◆ PAGE EXCERPT
When Larry Brand found out Charles Manson had passed away on Sunday of last week, he says he felt nothing.
The screenwriter and director had spent months delving into the personal life and psychology of the notorious cult leader who orchestrated the brutal murder of Sharon Tate and six other people in Los Angeles in the 1960s. Manson’s death occurred just after the premiere of a new podcast he had been working on called Young Charlie, which explores Manson’s life in the lead-up to the murders.
“I think by the time he died, his legend had so outgrown him that I think his life or death became almost irrelevant,” said Brand. “I tried to understand and get invested at least as a writer in his emotional state. But I was trying to get into his head without him getting into my head.”
Brand got involved in the podcast through his film-producing partners Rebecca Reynolds and Jim Carpenter, who co-created a true crime podcast series with Wondery called Hollywood & Crime along with Jon Ponder and Tracy Pattin, who also hosts the show. When the pair approached Brand to help them create a season on Manson, he jumped at the opportunity.

◆ SUPPLIED INFORMATION
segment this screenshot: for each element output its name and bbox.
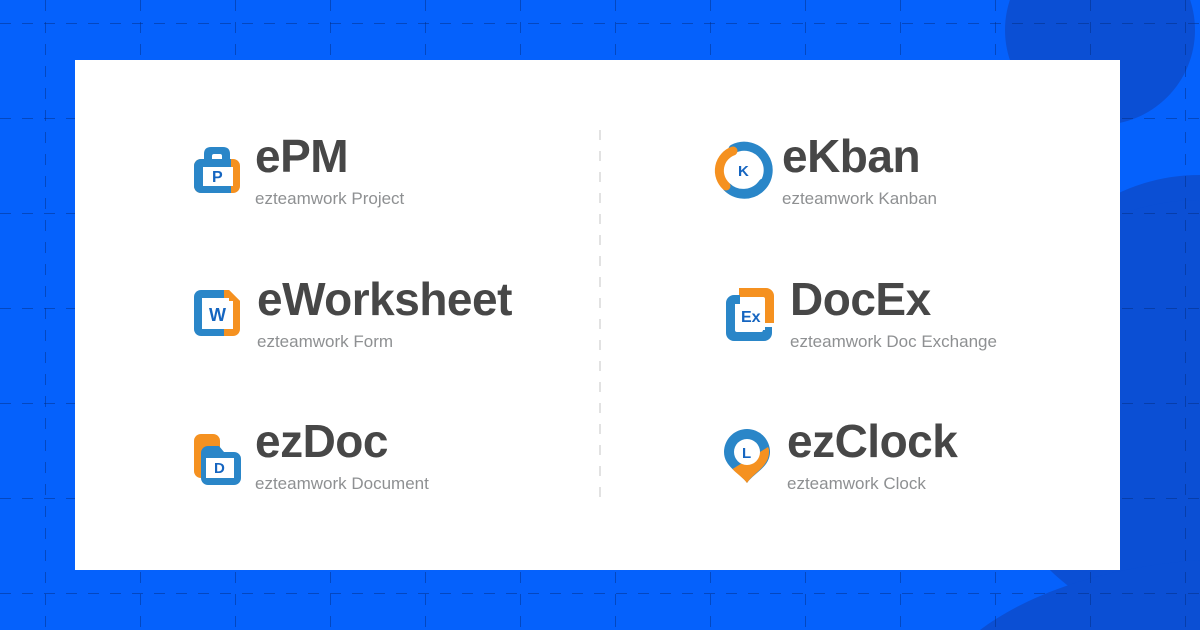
product-logo-ekban[interactable]: K eKban ezteamwork Kanban: [713, 133, 937, 207]
product-name: DocEx: [790, 276, 997, 322]
map-pin-clock-icon: L: [716, 423, 778, 487]
circle-loop-icon: K: [713, 139, 775, 201]
exchange-squares-icon: Ex: [719, 282, 781, 344]
product-name: eWorksheet: [257, 276, 512, 322]
icon-badge-label: D: [214, 460, 225, 477]
poster-canvas: P ePM ezteamwork Project K: [0, 0, 1200, 630]
icon-badge-label: Ex: [741, 309, 761, 326]
product-name: ezDoc: [255, 418, 429, 464]
product-subtitle: ezteamwork Clock: [787, 475, 957, 492]
product-subtitle: ezteamwork Document: [255, 475, 429, 492]
product-subtitle: ezteamwork Kanban: [782, 190, 937, 207]
icon-badge-label: P: [212, 169, 223, 186]
icon-badge-label: K: [738, 163, 749, 180]
product-subtitle: ezteamwork Form: [257, 333, 512, 350]
product-name: ePM: [255, 133, 404, 179]
product-logo-epm[interactable]: P ePM ezteamwork Project: [186, 133, 404, 207]
product-logo-docex[interactable]: Ex DocEx ezteamwork Doc Exchange: [719, 276, 997, 350]
document-icon: W: [186, 282, 248, 344]
product-logo-eworksheet[interactable]: W eWorksheet ezteamwork Form: [186, 276, 512, 350]
briefcase-icon: P: [186, 139, 248, 201]
product-logo-ezdoc[interactable]: D ezDoc ezteamwork Document: [186, 418, 429, 492]
product-logo-ezclock[interactable]: L ezClock ezteamwork Clock: [716, 418, 957, 492]
icon-badge-label: L: [742, 445, 751, 462]
folder-icon: D: [186, 424, 248, 486]
icon-badge-label: W: [209, 305, 226, 325]
product-name: eKban: [782, 133, 937, 179]
product-name: ezClock: [787, 418, 957, 464]
product-subtitle: ezteamwork Doc Exchange: [790, 333, 997, 350]
product-subtitle: ezteamwork Project: [255, 190, 404, 207]
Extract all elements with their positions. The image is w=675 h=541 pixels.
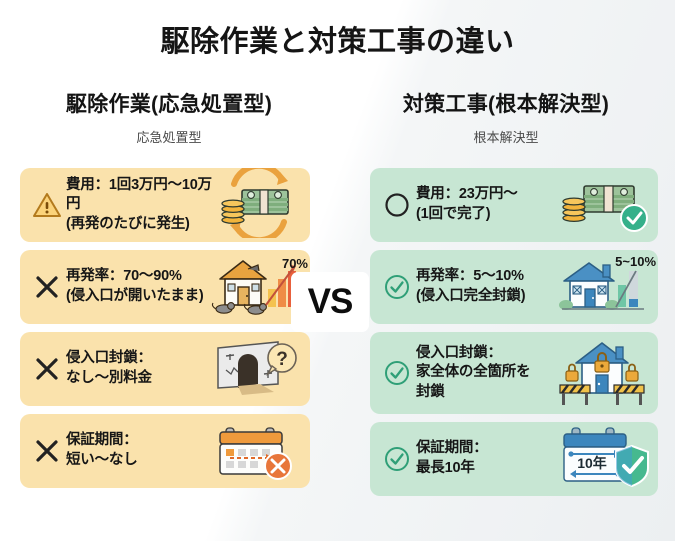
check-circle-icon bbox=[380, 270, 414, 304]
column-heading: 駆除作業(応急処置型) bbox=[4, 88, 334, 118]
card-label: 保証期間： 最長10年 bbox=[414, 439, 558, 478]
check-circle-icon bbox=[380, 442, 414, 476]
card-label: 費用：1回3万円〜10万円 (再発のたびに発生) bbox=[64, 176, 216, 235]
money-stack-green-check-illustration bbox=[558, 168, 650, 242]
card-warranty-removal: 保証期間： 短い〜なし bbox=[20, 414, 310, 488]
calendar-year-label: 10年 bbox=[577, 455, 607, 471]
cross-mark-icon bbox=[30, 352, 64, 386]
chart-value-label: 5~10% bbox=[615, 254, 656, 269]
card-stack-left: 費用：1回3万円〜10万円 (再発のたびに発生) bbox=[20, 168, 310, 488]
column-subheading: 根本解決型 bbox=[341, 127, 671, 146]
card-recurrence-removal: 再発率：70〜90% (侵入口が開いたまま) bbox=[20, 250, 310, 324]
svg-text:?: ? bbox=[276, 349, 288, 370]
card-label: 侵入口封鎖： 家全体の全箇所を 封鎖 bbox=[414, 344, 554, 403]
card-cost-construction: 費用：23万円〜 (1回で完了) bbox=[370, 168, 658, 242]
open-hole-question-mark-illustration: ? bbox=[212, 334, 302, 405]
check-circle-icon bbox=[380, 356, 414, 390]
warning-triangle-icon bbox=[30, 188, 64, 222]
card-stack-right: 費用：23万円〜 (1回で完了) bbox=[370, 168, 658, 496]
card-warranty-construction: 保証期間： 最長10年 10年 bbox=[370, 422, 658, 496]
infographic-root: 駆除作業と対策工事の違い 駆除作業(応急処置型) 応急処置型 対策工事(根本解決… bbox=[0, 0, 675, 541]
circle-mark-icon bbox=[380, 188, 414, 222]
card-label: 再発率：70〜90% (侵入口が開いたまま) bbox=[64, 267, 210, 306]
column-header-right: 対策工事(根本解決型) 根本解決型 bbox=[341, 88, 671, 146]
chart-value-label: 70% bbox=[282, 256, 308, 271]
card-recurrence-construction: 再発率：5〜10% (侵入口完全封鎖) bbox=[370, 250, 658, 324]
money-stack-recurring-arrows-illustration bbox=[216, 168, 302, 242]
calendar-shield-check-illustration: 10年 bbox=[558, 422, 650, 496]
vs-badge-label: VS bbox=[291, 272, 369, 332]
house-locks-barriers-illustration bbox=[554, 333, 650, 414]
cross-mark-icon bbox=[30, 270, 64, 304]
card-label: 侵入口封鎖： なし〜別料金 bbox=[64, 349, 212, 388]
column-header-left: 駆除作業(応急処置型) 応急処置型 bbox=[4, 88, 334, 146]
column-heading: 対策工事(根本解決型) bbox=[341, 88, 671, 118]
column-subheading: 応急処置型 bbox=[4, 127, 334, 146]
card-cost-removal: 費用：1回3万円〜10万円 (再発のたびに発生) bbox=[20, 168, 310, 242]
card-sealing-construction: 侵入口封鎖： 家全体の全箇所を 封鎖 bbox=[370, 332, 658, 414]
cross-mark-icon bbox=[30, 434, 64, 468]
card-label: 費用：23万円〜 (1回で完了) bbox=[414, 185, 558, 224]
card-label: 再発率：5〜10% (侵入口完全封鎖) bbox=[414, 267, 558, 306]
calendar-with-x-mark-illustration bbox=[216, 416, 302, 487]
card-label: 保証期間： 短い〜なし bbox=[64, 431, 216, 470]
page-title: 駆除作業と対策工事の違い bbox=[0, 18, 675, 60]
card-sealing-removal: 侵入口封鎖： なし〜別料金 ? bbox=[20, 332, 310, 406]
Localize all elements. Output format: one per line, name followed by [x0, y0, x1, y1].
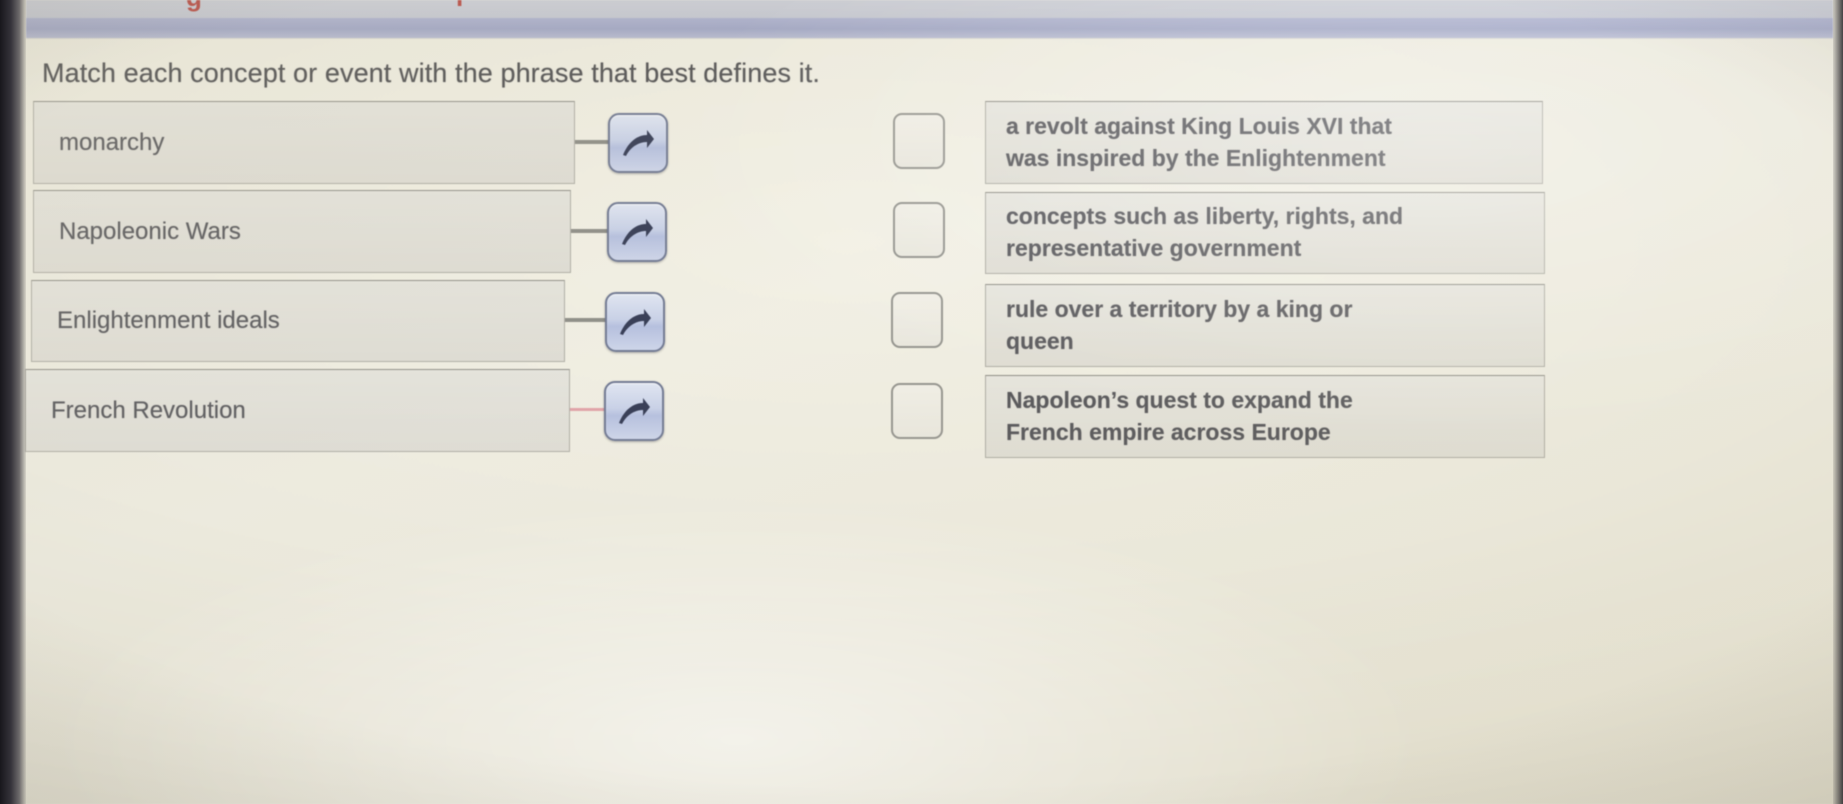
definition-line: was inspired by the Enlightenment: [1006, 143, 1542, 175]
term-label: monarchy: [59, 129, 164, 157]
curved-arrow-right-icon: [618, 307, 652, 337]
screenshot-root: g l Match each concept or event with the…: [0, 0, 1843, 804]
definition-line: French empire across Europe: [1006, 417, 1544, 449]
definition-line: rule over a territory by a king or: [1006, 294, 1544, 326]
term-box[interactable]: French Revolution: [25, 369, 570, 452]
definition-checkbox[interactable]: [893, 202, 945, 258]
curved-arrow-right-icon: [617, 396, 651, 426]
definition-box[interactable]: a revolt against King Louis XVI that was…: [985, 101, 1543, 184]
term-box[interactable]: monarchy: [33, 101, 575, 184]
match-arrow-button[interactable]: [605, 292, 665, 352]
connector-line: [571, 229, 609, 233]
curved-arrow-right-icon: [620, 217, 654, 247]
definition-line: Napoleon’s quest to expand the: [1006, 385, 1544, 417]
term-label: French Revolution: [51, 397, 246, 425]
definition-line: queen: [1006, 326, 1544, 358]
definition-box[interactable]: concepts such as liberty, rights, and re…: [985, 192, 1545, 274]
definition-checkbox[interactable]: [893, 113, 945, 169]
connector-line-selected: [570, 408, 606, 411]
term-box[interactable]: Napoleonic Wars: [33, 190, 571, 273]
definition-line: concepts such as liberty, rights, and: [1006, 201, 1544, 233]
definition-checkbox[interactable]: [891, 292, 943, 348]
curved-arrow-right-icon: [621, 128, 655, 158]
definition-line: a revolt against King Louis XVI that: [1006, 111, 1542, 143]
definition-checkbox[interactable]: [891, 383, 943, 439]
term-box[interactable]: Enlightenment ideals: [31, 280, 565, 362]
match-arrow-button[interactable]: [608, 113, 668, 173]
matching-exercise: monarchy Napoleonic Wars Enlightenment i: [0, 0, 1843, 804]
match-arrow-button[interactable]: [604, 381, 664, 441]
definition-line: representative government: [1006, 233, 1544, 265]
connector-line: [575, 140, 610, 144]
definition-box[interactable]: Napoleon’s quest to expand the French em…: [985, 375, 1545, 458]
definition-box[interactable]: rule over a territory by a king or queen: [985, 284, 1545, 367]
term-label: Napoleonic Wars: [59, 218, 241, 246]
quiz-page: g l Match each concept or event with the…: [0, 0, 1843, 804]
match-arrow-button[interactable]: [607, 202, 667, 262]
term-label: Enlightenment ideals: [57, 307, 280, 335]
connector-line: [565, 318, 608, 322]
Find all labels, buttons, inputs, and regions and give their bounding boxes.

◆ EXERCISE REQUIREMENTS
a – Answer these about the Larry Brand podcast article:
(i) What is the title of the new podcast Brand had been working on?
(ii) Who hosts the Hollywood & Crime show?
(iii) What did Brand say he felt when he learned Manson had died?
b – Name every person mentioned in the article about Larry Brand and the Manson podcast.
c – Quote the Manson podcast article word for word, starting at the words "The screenwriter and" and ending after "to the murders.".
The rows play no part in this work.

◆ SOLUTIONS TO THE PROBLEMS
a –
(i) Young Charlie
(ii) Tracy Pattin
(iii) Nothing

b –
Larry Brand
Charles Manson
Sharon Tate
Rebecca Reynolds
Jim Carpenter
Jon Ponder
Tracy Pattin

c –
The screenwriter and director had spent months delving into the personal life and psychology of the notorious cult leader who orchestrated the brutal murder of Sharon Tate and six other people in Los Angeles in the 1960s. Manson’s death occurred just after the premiere of a new podcast he had been working on called Young Charlie, which explores Manson’s life in the lead-up to the murders.